JOB:
Repeat every entry word for word, but leave the images out of your copy.
** start RECORDS SHOWN **
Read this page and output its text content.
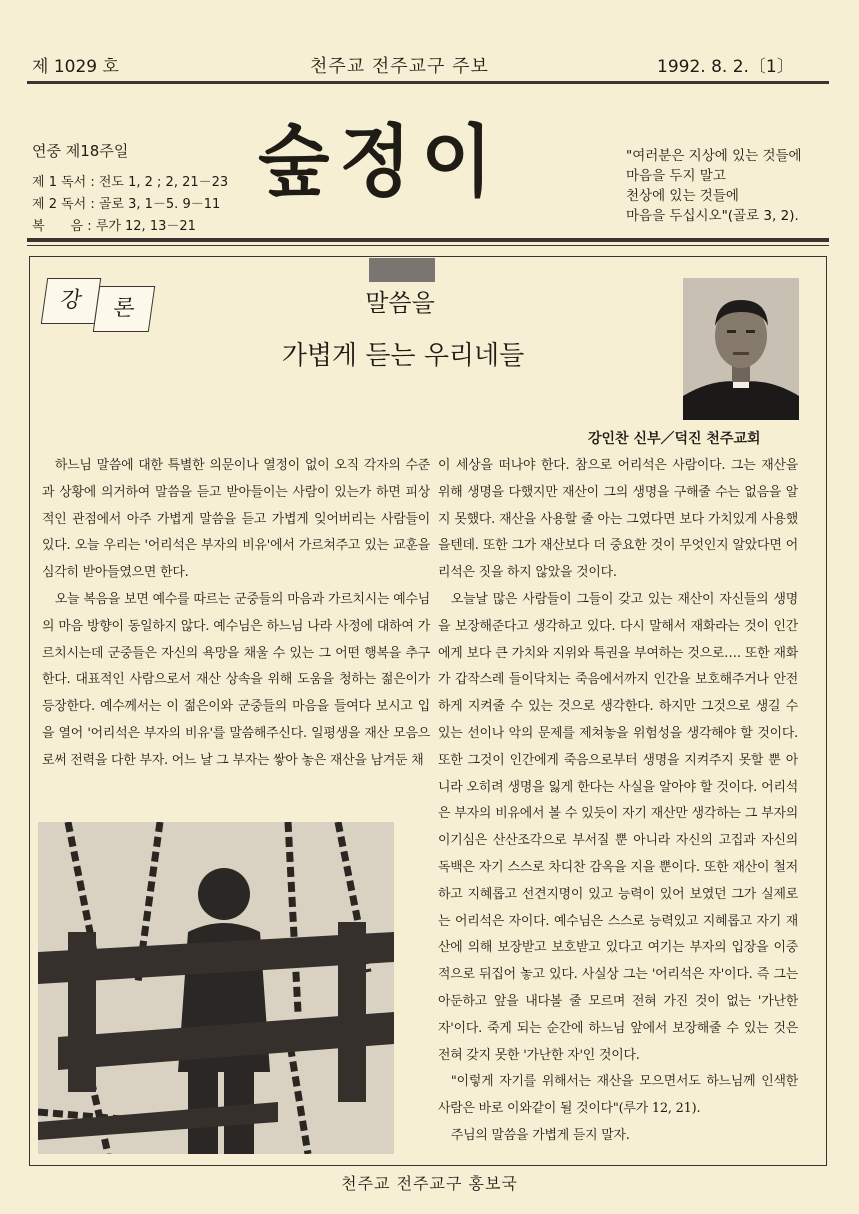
제 1029 호	천주교 전주교구 주보	1992. 8. 2.〔1〕
연중 제18주일
제 1 독서 : 전도 1, 2 ; 2, 21－23
제 2 독서 : 골로 3, 1－5. 9－11
복　　음 : 루가 12, 13－21
숲정이	"여러분은 지상에 있는 것들에

마음을 두지 말고

천상에 있는 것들에

마음을 두십시오"(골로 3, 2).

강	론	말씀을
가볍게 듣는 우리네들
강인찬 신부／덕진 천주교회

하느님 말씀에 대한 특별한 의문이나 열정이 없이 오직 각자의 수준과 상황에 의거하여 말씀을 듣고 받아들이는 사람이 있는가 하면 피상적인 관점에서 아주 가볍게 말씀을 듣고 가볍게 잊어버리는 사람들이 있다. 오늘 우리는 '어리석은 부자의 비유'에서 가르쳐주고 있는 교훈을 심각히 받아들였으면 한다.

오늘 복음을 보면 예수를 따르는 군중들의 마음과 가르치시는 예수님의 마음 방향이 동일하지 않다. 예수님은 하느님 나라 사정에 대하여 가르치시는데 군중들은 자신의 욕망을 채울 수 있는 그 어떤 행복을 추구한다. 대표적인 사람으로서 재산 상속을 위해 도움을 청하는 젊은이가 등장한다. 예수께서는 이 젊은이와 군중들의 마음을 들여다 보시고 입을 열어 '어리석은 부자의 비유'를 말씀해주신다. 일평생을 재산 모음으로써 전력을 다한 부자. 어느 날 그 부자는 쌓아 놓은 재산을 남겨둔 채

이 세상을 떠나야 한다. 참으로 어리석은 사람이다. 그는 재산을 위해 생명을 다했지만 재산이 그의 생명을 구해줄 수는 없음을 알지 못했다. 재산을 사용할 줄 아는 그였다면 보다 가치있게 사용했을텐데. 또한 그가 재산보다 더 중요한 것이 무엇인지 알았다면 어리석은 짓을 하지 않았을 것이다.

오늘날 많은 사람들이 그들이 갖고 있는 재산이 자신들의 생명을 보장해준다고 생각하고 있다. 다시 말해서 재화라는 것이 인간에게 보다 큰 가치와 지위와 특권을 부여하는 것으로…. 또한 재화가 갑작스레 들이닥치는 죽음에서까지 인간을 보호해주거나 안전하게 지켜줄 수 있는 것으로 생각한다. 하지만 그것으로 생길 수 있는 선이나 악의 문제를 제쳐놓을 위험성을 생각해야 할 것이다. 또한 그것이 인간에게 죽음으로부터 생명을 지켜주지 못할 뿐 아니라 오히려 생명을 잃게 한다는 사실을 알아야 할 것이다. 어리석은 부자의 비유에서 볼 수 있듯이 자기 재산만 생각하는 그 부자의 이기심은 산산조각으로 부서질 뿐 아니라 자신의 고집과 자신의 독백은 자기 스스로 차디찬 감옥을 지을 뿐이다. 또한 재산이 철저하고 지혜롭고 선견지명이 있고 능력이 있어 보였던 그가 실제로는 어리석은 자이다. 예수님은 스스로 능력있고 지혜롭고 자기 재산에 의해 보장받고 보호받고 있다고 여기는 부자의 입장을 이중적으로 뒤집어 놓고 있다. 사실상 그는 '어리석은 자'이다. 즉 그는 아둔하고 앞을 내다볼 줄 모르며 전혀 가진 것이 없는 '가난한 자'이다. 죽게 되는 순간에 하느님 앞에서 보장해줄 수 있는 것은 전혀 갖지 못한 '가난한 자'인 것이다.

"이렇게 자기를 위해서는 재산을 모으면서도 하느님께 인색한 사람은 바로 이와같이 될 것이다"(루가 12, 21).

주님의 말씀을 가볍게 듣지 말자.

천주교 전주교구 홍보국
** end RECORDS SHOWN **
WRITTEN REPLY:
Read this page and output its text content.
제 1029 호	천주교 전주교구 주보	1992. 8. 2.〔1〕
연중 제18주일
제 1 독서 : 전도 1, 2 ; 2, 21－23
제 2 독서 : 골로 3, 1－5. 9－11
복　　음 : 루가 12, 13－21
숲정이	"여러분은 지상에 있는 것들에

마음을 두지 말고

천상에 있는 것들에

마음을 두십시오"(골로 3, 2).

강	론	말씀을
가볍게 듣는 우리네들
강인찬 신부／덕진 천주교회

하느님 말씀에 대한 특별한 의문이나 열정이 없이 오직 각자의 수준과 상황에 의거하여 말씀을 듣고 받아들이는 사람이 있는가 하면 피상적인 관점에서 아주 가볍게 말씀을 듣고 가볍게 잊어버리는 사람들이 있다. 오늘 우리는 '어리석은 부자의 비유'에서 가르쳐주고 있는 교훈을 심각히 받아들였으면 한다.

오늘 복음을 보면 예수를 따르는 군중들의 마음과 가르치시는 예수님의 마음 방향이 동일하지 않다. 예수님은 하느님 나라 사정에 대하여 가르치시는데 군중들은 자신의 욕망을 채울 수 있는 그 어떤 행복을 추구한다. 대표적인 사람으로서 재산 상속을 위해 도움을 청하는 젊은이가 등장한다. 예수께서는 이 젊은이와 군중들의 마음을 들여다 보시고 입을 열어 '어리석은 부자의 비유'를 말씀해주신다. 일평생을 재산 모음으로써 전력을 다한 부자. 어느 날 그 부자는 쌓아 놓은 재산을 남겨둔 채

이 세상을 떠나야 한다. 참으로 어리석은 사람이다. 그는 재산을 위해 생명을 다했지만 재산이 그의 생명을 구해줄 수는 없음을 알지 못했다. 재산을 사용할 줄 아는 그였다면 보다 가치있게 사용했을텐데. 또한 그가 재산보다 더 중요한 것이 무엇인지 알았다면 어리석은 짓을 하지 않았을 것이다.

오늘날 많은 사람들이 그들이 갖고 있는 재산이 자신들의 생명을 보장해준다고 생각하고 있다. 다시 말해서 재화라는 것이 인간에게 보다 큰 가치와 지위와 특권을 부여하는 것으로…. 또한 재화가 갑작스레 들이닥치는 죽음에서까지 인간을 보호해주거나 안전하게 지켜줄 수 있는 것으로 생각한다. 하지만 그것으로 생길 수 있는 선이나 악의 문제를 제쳐놓을 위험성을 생각해야 할 것이다. 또한 그것이 인간에게 죽음으로부터 생명을 지켜주지 못할 뿐 아니라 오히려 생명을 잃게 한다는 사실을 알아야 할 것이다. 어리석은 부자의 비유에서 볼 수 있듯이 자기 재산만 생각하는 그 부자의 이기심은 산산조각으로 부서질 뿐 아니라 자신의 고집과 자신의 독백은 자기 스스로 차디찬 감옥을 지을 뿐이다. 또한 재산이 철저하고 지혜롭고 선견지명이 있고 능력이 있어 보였던 그가 실제로는 어리석은 자이다. 예수님은 스스로 능력있고 지혜롭고 자기 재산에 의해 보장받고 보호받고 있다고 여기는 부자의 입장을 이중적으로 뒤집어 놓고 있다. 사실상 그는 '어리석은 자'이다. 즉 그는 아둔하고 앞을 내다볼 줄 모르며 전혀 가진 것이 없는 '가난한 자'이다. 죽게 되는 순간에 하느님 앞에서 보장해줄 수 있는 것은 전혀 갖지 못한 '가난한 자'인 것이다.

"이렇게 자기를 위해서는 재산을 모으면서도 하느님께 인색한 사람은 바로 이와같이 될 것이다"(루가 12, 21).

주님의 말씀을 가볍게 듣지 말자.

천주교 전주교구 홍보국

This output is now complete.